→ Aim of the exercise: Select all lines holding the word "distribution" from the entries that follow.

**********

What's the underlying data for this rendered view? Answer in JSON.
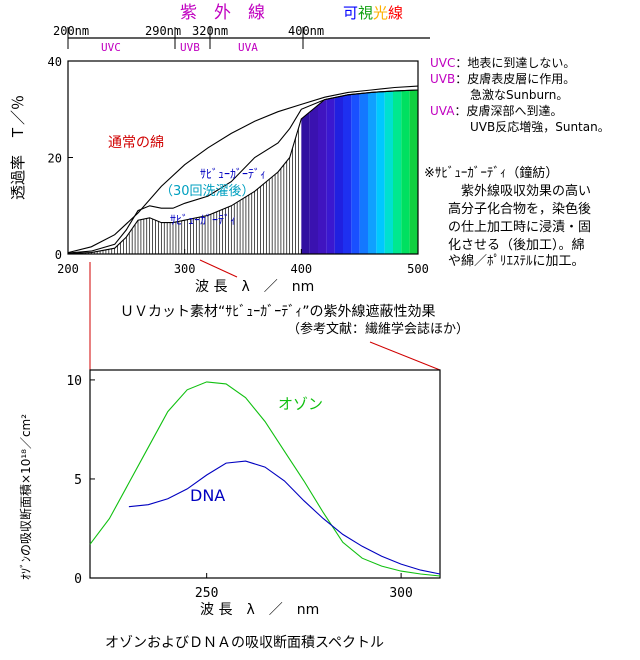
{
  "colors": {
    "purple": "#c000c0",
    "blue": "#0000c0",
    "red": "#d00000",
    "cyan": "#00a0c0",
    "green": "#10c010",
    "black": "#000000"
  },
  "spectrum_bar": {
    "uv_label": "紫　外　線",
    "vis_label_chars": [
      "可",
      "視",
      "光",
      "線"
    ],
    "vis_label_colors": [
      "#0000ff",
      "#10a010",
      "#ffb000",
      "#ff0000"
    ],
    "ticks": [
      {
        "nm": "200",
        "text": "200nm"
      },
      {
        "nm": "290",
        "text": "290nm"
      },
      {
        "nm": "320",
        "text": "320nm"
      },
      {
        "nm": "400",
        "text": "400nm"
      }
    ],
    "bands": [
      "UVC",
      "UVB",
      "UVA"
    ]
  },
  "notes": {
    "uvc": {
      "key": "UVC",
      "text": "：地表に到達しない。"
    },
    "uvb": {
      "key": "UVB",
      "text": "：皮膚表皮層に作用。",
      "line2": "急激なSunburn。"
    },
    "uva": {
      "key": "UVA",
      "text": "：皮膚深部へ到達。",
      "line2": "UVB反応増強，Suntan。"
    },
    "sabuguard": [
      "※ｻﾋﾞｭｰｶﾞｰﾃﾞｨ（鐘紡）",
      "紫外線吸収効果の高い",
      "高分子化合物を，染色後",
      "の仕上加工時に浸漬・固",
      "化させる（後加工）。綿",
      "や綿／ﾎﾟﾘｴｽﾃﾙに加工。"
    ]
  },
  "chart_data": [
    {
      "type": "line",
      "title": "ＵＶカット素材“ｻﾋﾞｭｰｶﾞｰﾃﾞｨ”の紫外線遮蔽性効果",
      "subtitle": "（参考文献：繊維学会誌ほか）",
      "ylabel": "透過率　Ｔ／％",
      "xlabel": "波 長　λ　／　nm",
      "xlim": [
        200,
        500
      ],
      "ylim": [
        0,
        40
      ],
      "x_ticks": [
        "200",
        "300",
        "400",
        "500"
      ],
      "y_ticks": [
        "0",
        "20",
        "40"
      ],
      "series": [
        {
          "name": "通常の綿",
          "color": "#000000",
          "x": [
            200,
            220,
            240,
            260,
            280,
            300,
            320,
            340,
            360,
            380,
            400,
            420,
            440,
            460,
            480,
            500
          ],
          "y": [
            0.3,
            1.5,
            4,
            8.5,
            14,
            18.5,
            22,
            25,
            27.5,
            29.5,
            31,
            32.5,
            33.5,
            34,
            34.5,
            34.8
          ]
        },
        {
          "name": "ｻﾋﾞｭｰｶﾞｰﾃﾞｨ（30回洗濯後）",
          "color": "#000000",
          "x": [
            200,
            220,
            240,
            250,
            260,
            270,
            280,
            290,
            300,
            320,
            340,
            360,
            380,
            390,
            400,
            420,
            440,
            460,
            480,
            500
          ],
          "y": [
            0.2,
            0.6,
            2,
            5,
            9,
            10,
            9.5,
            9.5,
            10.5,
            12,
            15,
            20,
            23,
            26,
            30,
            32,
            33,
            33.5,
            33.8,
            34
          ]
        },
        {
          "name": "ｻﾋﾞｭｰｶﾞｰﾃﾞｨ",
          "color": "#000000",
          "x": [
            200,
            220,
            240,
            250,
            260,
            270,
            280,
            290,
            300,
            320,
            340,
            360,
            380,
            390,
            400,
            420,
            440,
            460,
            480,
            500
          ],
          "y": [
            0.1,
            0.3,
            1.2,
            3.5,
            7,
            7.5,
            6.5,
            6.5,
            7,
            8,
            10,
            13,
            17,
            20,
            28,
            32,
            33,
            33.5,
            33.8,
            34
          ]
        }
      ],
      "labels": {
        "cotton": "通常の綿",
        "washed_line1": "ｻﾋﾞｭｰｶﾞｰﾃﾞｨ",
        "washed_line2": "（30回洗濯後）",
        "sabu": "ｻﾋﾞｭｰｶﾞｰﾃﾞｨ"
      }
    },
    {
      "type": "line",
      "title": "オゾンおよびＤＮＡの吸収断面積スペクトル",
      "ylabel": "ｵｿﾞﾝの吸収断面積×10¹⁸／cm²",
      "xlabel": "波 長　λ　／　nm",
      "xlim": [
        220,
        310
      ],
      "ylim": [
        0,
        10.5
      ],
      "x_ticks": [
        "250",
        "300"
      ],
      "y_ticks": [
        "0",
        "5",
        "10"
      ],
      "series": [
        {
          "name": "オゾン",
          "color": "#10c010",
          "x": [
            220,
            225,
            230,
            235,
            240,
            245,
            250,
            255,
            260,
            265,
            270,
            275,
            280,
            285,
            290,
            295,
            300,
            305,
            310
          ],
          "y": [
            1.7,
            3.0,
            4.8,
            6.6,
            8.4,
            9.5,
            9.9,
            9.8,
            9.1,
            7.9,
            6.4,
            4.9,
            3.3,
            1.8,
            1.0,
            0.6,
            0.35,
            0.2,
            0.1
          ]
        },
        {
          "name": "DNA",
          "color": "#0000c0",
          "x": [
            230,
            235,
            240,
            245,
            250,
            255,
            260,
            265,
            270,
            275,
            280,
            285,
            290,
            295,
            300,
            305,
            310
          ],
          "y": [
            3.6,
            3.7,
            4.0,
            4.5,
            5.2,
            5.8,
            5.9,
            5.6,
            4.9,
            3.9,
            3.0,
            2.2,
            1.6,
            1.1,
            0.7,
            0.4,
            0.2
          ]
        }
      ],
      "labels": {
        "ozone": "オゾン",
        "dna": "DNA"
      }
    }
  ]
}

**********

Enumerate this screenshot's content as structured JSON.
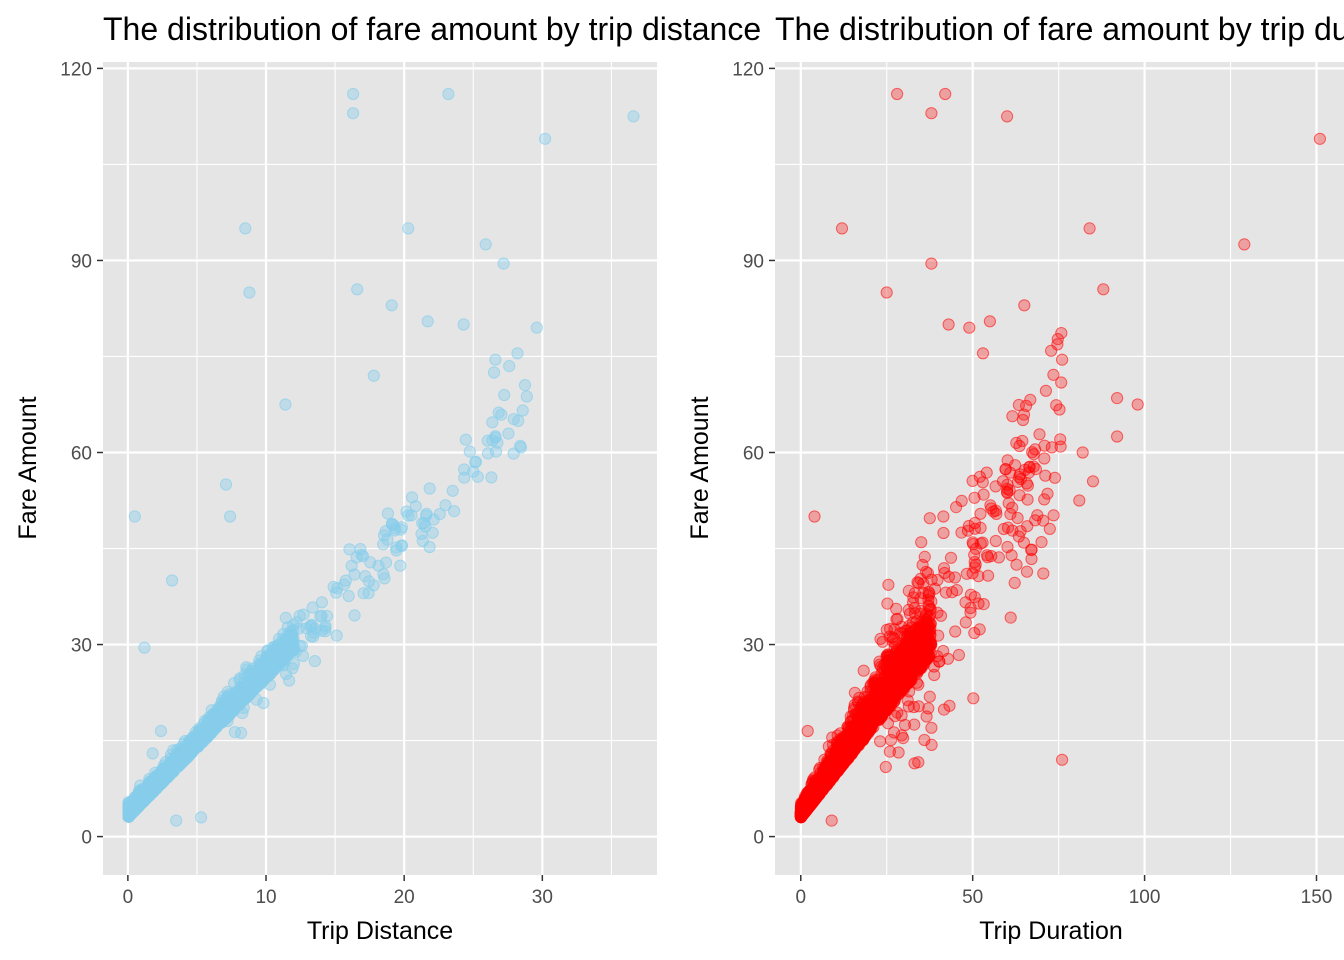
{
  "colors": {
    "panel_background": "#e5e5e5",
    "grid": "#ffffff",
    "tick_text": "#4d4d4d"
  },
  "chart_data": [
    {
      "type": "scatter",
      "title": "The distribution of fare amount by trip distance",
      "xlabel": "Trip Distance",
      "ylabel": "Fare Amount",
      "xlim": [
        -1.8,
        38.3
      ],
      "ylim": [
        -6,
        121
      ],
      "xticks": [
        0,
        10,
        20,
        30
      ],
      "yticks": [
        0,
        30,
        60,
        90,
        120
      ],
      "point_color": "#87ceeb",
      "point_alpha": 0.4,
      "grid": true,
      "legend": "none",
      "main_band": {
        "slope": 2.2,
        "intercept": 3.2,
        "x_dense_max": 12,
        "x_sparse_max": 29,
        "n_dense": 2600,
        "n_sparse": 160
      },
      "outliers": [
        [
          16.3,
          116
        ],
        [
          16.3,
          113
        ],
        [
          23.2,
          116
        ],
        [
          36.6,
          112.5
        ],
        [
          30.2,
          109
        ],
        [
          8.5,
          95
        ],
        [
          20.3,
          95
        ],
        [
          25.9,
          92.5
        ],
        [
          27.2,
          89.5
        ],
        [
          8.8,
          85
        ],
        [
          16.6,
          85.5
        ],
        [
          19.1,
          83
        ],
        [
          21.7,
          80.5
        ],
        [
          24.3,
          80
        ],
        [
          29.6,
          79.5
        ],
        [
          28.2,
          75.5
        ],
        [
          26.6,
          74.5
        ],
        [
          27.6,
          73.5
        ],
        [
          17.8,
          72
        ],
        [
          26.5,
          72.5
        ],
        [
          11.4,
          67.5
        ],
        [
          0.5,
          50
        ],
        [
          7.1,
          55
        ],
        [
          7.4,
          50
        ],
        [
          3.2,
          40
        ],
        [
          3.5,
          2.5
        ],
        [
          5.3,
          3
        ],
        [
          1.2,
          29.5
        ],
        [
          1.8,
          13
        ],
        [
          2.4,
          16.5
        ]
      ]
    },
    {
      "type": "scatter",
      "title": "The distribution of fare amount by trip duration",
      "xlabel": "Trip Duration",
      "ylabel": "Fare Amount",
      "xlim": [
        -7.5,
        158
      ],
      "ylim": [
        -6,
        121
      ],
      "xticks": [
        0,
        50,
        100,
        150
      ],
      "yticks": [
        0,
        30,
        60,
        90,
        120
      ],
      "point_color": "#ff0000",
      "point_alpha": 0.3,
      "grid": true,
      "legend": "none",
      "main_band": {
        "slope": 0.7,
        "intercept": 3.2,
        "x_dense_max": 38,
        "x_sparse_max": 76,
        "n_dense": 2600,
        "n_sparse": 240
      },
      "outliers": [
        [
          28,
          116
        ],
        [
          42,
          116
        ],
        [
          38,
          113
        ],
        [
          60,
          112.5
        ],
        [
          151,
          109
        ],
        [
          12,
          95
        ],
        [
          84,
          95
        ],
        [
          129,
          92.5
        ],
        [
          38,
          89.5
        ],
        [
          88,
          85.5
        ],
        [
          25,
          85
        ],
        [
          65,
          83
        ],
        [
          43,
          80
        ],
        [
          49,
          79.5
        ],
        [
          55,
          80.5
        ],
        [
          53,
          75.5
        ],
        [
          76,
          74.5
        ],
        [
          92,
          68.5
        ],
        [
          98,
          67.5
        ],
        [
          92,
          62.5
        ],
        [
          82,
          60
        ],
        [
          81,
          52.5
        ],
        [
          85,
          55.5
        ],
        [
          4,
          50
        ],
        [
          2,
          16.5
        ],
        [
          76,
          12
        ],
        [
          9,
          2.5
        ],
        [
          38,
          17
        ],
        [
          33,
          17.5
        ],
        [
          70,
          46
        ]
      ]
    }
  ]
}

**********

→ Task result:
      "title": "The distribution of fare amount by trip distance",
      "title": "The distribution of fare amount by trip duration",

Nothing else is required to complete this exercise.